◆ TASK ◆
State how many lines of the records contain the string "checkbox", matching case exactly, and reply with only that number.

===== RECORD SET

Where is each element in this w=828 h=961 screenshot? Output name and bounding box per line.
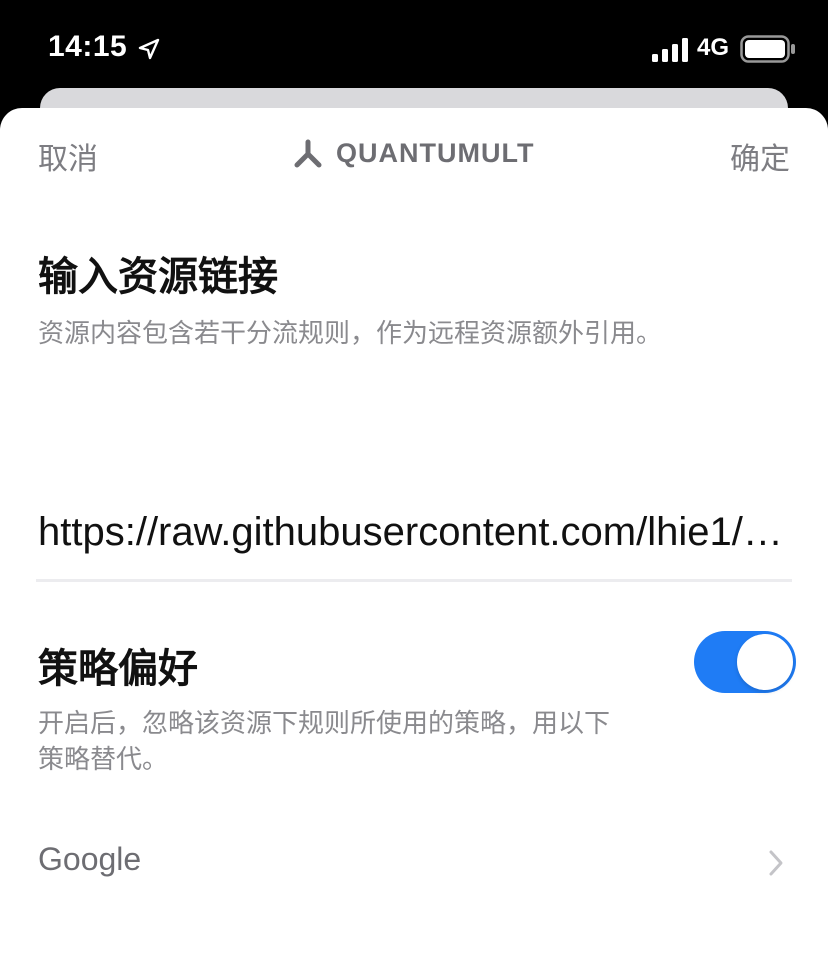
toggle-knob (737, 634, 793, 690)
quantumult-logo-icon (294, 139, 322, 167)
resource-url-input[interactable]: https://raw.githubusercontent.com/lhie1/… (38, 510, 790, 555)
cancel-button[interactable]: 取消 (38, 134, 98, 178)
url-input-divider (36, 579, 792, 582)
cellular-signal-icon (652, 38, 688, 62)
chevron-right-icon (769, 850, 783, 876)
policy-select-row[interactable]: Google (0, 823, 828, 903)
policy-preference-title: 策略偏好 (38, 646, 198, 692)
confirm-button[interactable]: 确定 (730, 134, 790, 178)
policy-preference-description-line1: 开启后，忽略该资源下规则所使用的策略，用以下 (38, 709, 611, 739)
status-bar: 14:15 4G (0, 0, 828, 100)
policy-preference-description-line2: 策略替代。 (38, 745, 169, 775)
screen: 14:15 4G 取消 QUANTUMULT 确定 输入资源链接 资源内容包含若… (0, 0, 828, 961)
battery-icon (740, 35, 795, 63)
location-arrow-icon (138, 38, 160, 60)
policy-preference-toggle[interactable] (694, 631, 796, 693)
brand-name: QUANTUMULT (336, 138, 535, 168)
resource-link-title: 输入资源链接 (38, 254, 278, 300)
brand-header: QUANTUMULT (292, 138, 534, 169)
resource-link-description: 资源内容包含若干分流规则，作为远程资源额外引用。 (38, 319, 663, 349)
add-resource-sheet: 取消 QUANTUMULT 确定 输入资源链接 资源内容包含若干分流规则，作为远… (0, 108, 828, 961)
selected-policy-label: Google (38, 841, 142, 877)
network-type-label: 4G (697, 34, 730, 61)
status-time: 14:15 (48, 30, 128, 63)
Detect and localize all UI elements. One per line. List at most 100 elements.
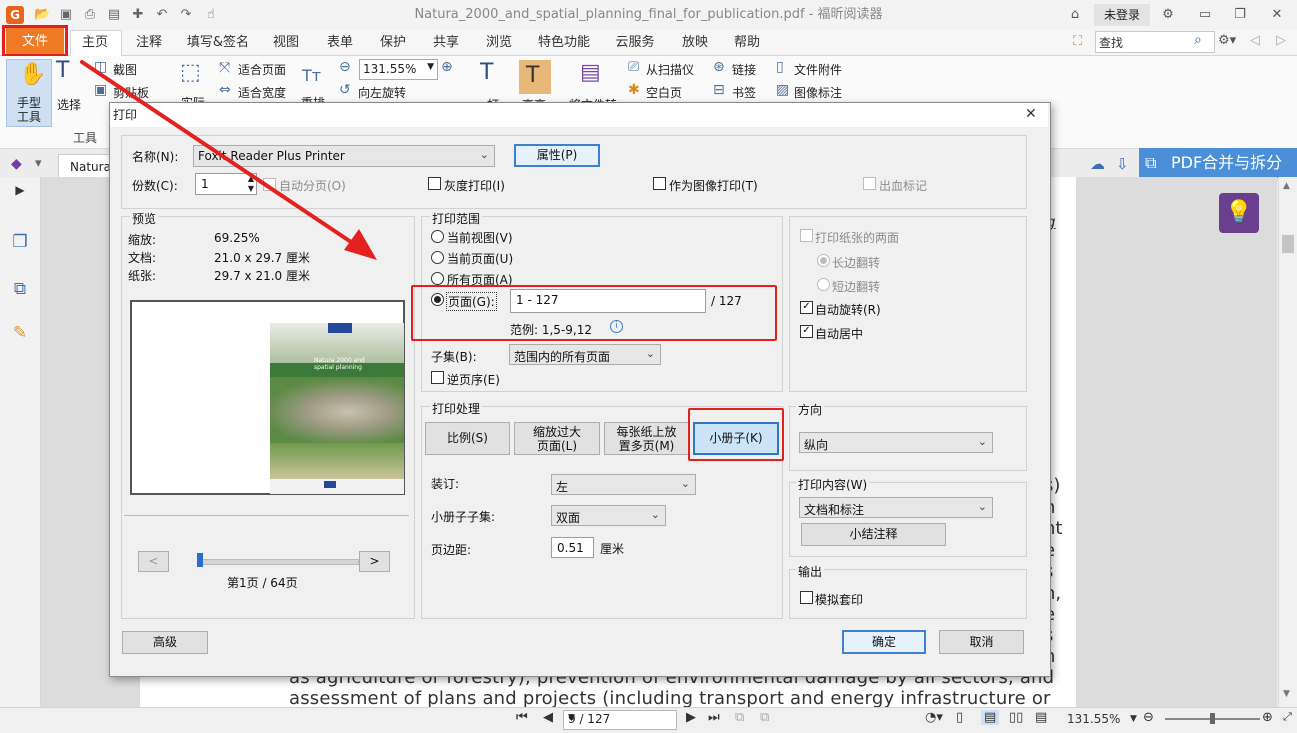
search-prev-icon[interactable]: ◁ (1250, 33, 1260, 48)
preview-next-button[interactable]: > (359, 551, 390, 572)
grayscale-checkbox[interactable] (428, 177, 441, 190)
auto-center-checkbox[interactable]: ✓ (800, 325, 813, 338)
restore-icon[interactable]: ❐ (1230, 5, 1250, 25)
search-next-icon[interactable]: ▷ (1276, 33, 1286, 48)
fit-large-pages-button[interactable]: 缩放过大 页面(L) (514, 422, 600, 455)
booklet-subset-select[interactable]: 双面 ⌄ (551, 505, 666, 526)
highlight-icon-bg[interactable]: T (519, 60, 551, 94)
vertical-scrollbar[interactable]: ▲ ▼ (1278, 177, 1297, 707)
menu-tab-fill-sign[interactable]: 填写&签名 (186, 30, 250, 55)
select-text-icon[interactable]: T (56, 58, 69, 83)
app-start-icon[interactable]: ◆ (11, 156, 22, 172)
scale-button[interactable]: 比例(S) (425, 422, 510, 455)
properties-button[interactable]: 属性(P) (514, 144, 600, 167)
preview-page-slider[interactable] (197, 559, 359, 565)
image-annotation-button[interactable]: 图像标注 (794, 84, 842, 101)
expand-icon[interactable]: ⤢ (1283, 710, 1292, 724)
ok-button[interactable]: 确定 (842, 630, 926, 654)
cloud-icon[interactable]: ☁ (1090, 155, 1105, 173)
from-scanner-button[interactable]: 从扫描仪 (646, 61, 694, 78)
skin-icon[interactable]: ⌂ (1065, 5, 1085, 25)
margin-input[interactable]: 0.51 (551, 537, 594, 558)
facing-pages-icon[interactable]: ▯▯ (1009, 710, 1023, 725)
continuous-facing-icon[interactable]: ▤ (1035, 710, 1047, 725)
spinner-icon[interactable]: ▲ ▼ (248, 174, 254, 194)
next-view-icon[interactable]: ⧉ (760, 710, 769, 725)
zoom-in-icon[interactable]: ⊕ (441, 59, 453, 75)
advanced-button[interactable]: 高级 (122, 631, 208, 654)
menu-tab-share[interactable]: 共享 (428, 30, 464, 55)
tips-lightbulb-button[interactable]: 💡 (1219, 193, 1259, 233)
fit-page-button[interactable]: 适合页面 (238, 61, 286, 78)
long-edge-radio[interactable] (817, 254, 830, 267)
rotate-left-button[interactable]: 向左旋转 (358, 84, 406, 101)
link-button[interactable]: 链接 (732, 61, 756, 78)
blank-page-button[interactable]: 空白页 (646, 84, 682, 101)
menu-tab-browse[interactable]: 浏览 (481, 30, 517, 55)
search-icon[interactable]: ⌕ (1194, 32, 1202, 48)
last-page-icon[interactable]: ⏭ (708, 710, 720, 725)
simulate-overprint-checkbox[interactable] (800, 591, 813, 604)
settings-icon[interactable]: ⚙ (1158, 5, 1178, 25)
dialog-close-icon[interactable]: ✕ (1025, 106, 1037, 122)
scroll-thumb[interactable] (1282, 235, 1294, 253)
binding-select[interactable]: 左 ⌄ (551, 474, 696, 495)
select-tool-label[interactable]: 选择 (57, 96, 81, 113)
orientation-select[interactable]: 纵向 ⌄ (799, 432, 993, 453)
first-page-icon[interactable]: ⏮ (516, 710, 528, 725)
menu-tab-comment[interactable]: 注释 (131, 30, 167, 55)
copies-input[interactable]: 1 ▲ ▼ (195, 173, 257, 195)
menu-tab-help[interactable]: 帮助 (729, 30, 765, 55)
fit-width-button[interactable]: 适合宽度 (238, 84, 286, 101)
single-page-icon[interactable]: ▯ (956, 710, 963, 725)
auto-rotate-checkbox[interactable]: ✓ (800, 301, 813, 314)
menu-tab-slideshow[interactable]: 放映 (677, 30, 713, 55)
print-content-select[interactable]: 文档和标注 ⌄ (799, 497, 993, 518)
view-mode-icon[interactable]: ◔▾ (925, 710, 943, 725)
reverse-order-checkbox[interactable] (431, 371, 444, 384)
preview-slider-thumb[interactable] (197, 553, 203, 567)
prev-page-icon[interactable]: ◀ (543, 710, 553, 725)
login-button[interactable]: 未登录 (1094, 4, 1150, 26)
zoom-slider-thumb[interactable] (1210, 713, 1215, 724)
zoom-out-icon[interactable]: ⊖ (339, 59, 351, 75)
short-edge-radio[interactable] (817, 278, 830, 291)
current-page-radio[interactable] (431, 251, 444, 264)
minimize-ribbon-icon[interactable]: ▭ (1195, 5, 1215, 25)
scroll-up-icon[interactable]: ▲ (1283, 181, 1290, 191)
zoom-menu-icon[interactable]: ▼ (1130, 714, 1137, 724)
collate-checkbox[interactable] (263, 178, 276, 191)
file-attachment-button[interactable]: 文件附件 (794, 61, 842, 78)
menu-tab-form[interactable]: 表单 (322, 30, 358, 55)
continuous-page-icon[interactable]: ▤ (981, 710, 1000, 725)
pages-panel-icon[interactable]: ⧉ (10, 279, 30, 299)
menu-tab-protect[interactable]: 保护 (375, 30, 411, 55)
menu-tab-cloud[interactable]: 云服务 (612, 30, 658, 55)
zoom-out-status-icon[interactable]: ⊖ (1143, 710, 1154, 725)
all-pages-radio[interactable] (431, 272, 444, 285)
page-number-input[interactable]: 9 / 127 ▼ (563, 710, 677, 730)
screenshot-button[interactable]: 截图 (113, 61, 137, 78)
zoom-in-status-icon[interactable]: ⊕ (1262, 710, 1273, 725)
tab-download-icon[interactable]: ⇩ (1116, 155, 1129, 173)
zoom-select[interactable]: 131.55% ▼ (359, 59, 438, 80)
print-as-image-checkbox[interactable] (653, 177, 666, 190)
panel-expand-icon[interactable]: ▶ (10, 183, 30, 203)
bookmark-panel-icon[interactable]: ❐ (10, 232, 30, 252)
comments-panel-icon[interactable]: ✎ (10, 323, 30, 343)
summarize-comments-button[interactable]: 小结注释 (801, 523, 946, 546)
menu-tab-home[interactable]: 主页 (72, 30, 118, 55)
typewriter-icon[interactable]: T (480, 60, 493, 85)
current-view-radio[interactable] (431, 230, 444, 243)
preview-prev-button[interactable]: < (138, 551, 169, 572)
next-page-icon[interactable]: ▶ (686, 710, 696, 725)
printer-select[interactable]: Foxit Reader Plus Printer ⌄ (193, 145, 495, 167)
bleed-marks-checkbox[interactable] (863, 177, 876, 190)
previous-view-icon[interactable]: ⧉ (735, 710, 744, 725)
search-settings-icon[interactable]: ⚙▾ (1218, 33, 1236, 48)
scroll-down-icon[interactable]: ▼ (1283, 689, 1290, 699)
tab-list-icon[interactable]: ▾ (35, 156, 42, 171)
clipboard-button[interactable]: 剪贴板 (113, 84, 149, 101)
bookmark-button[interactable]: 书签 (732, 84, 756, 101)
menu-tab-features[interactable]: 特色功能 (536, 30, 592, 55)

==========

◆ SOLVED PROBLEM ◆
8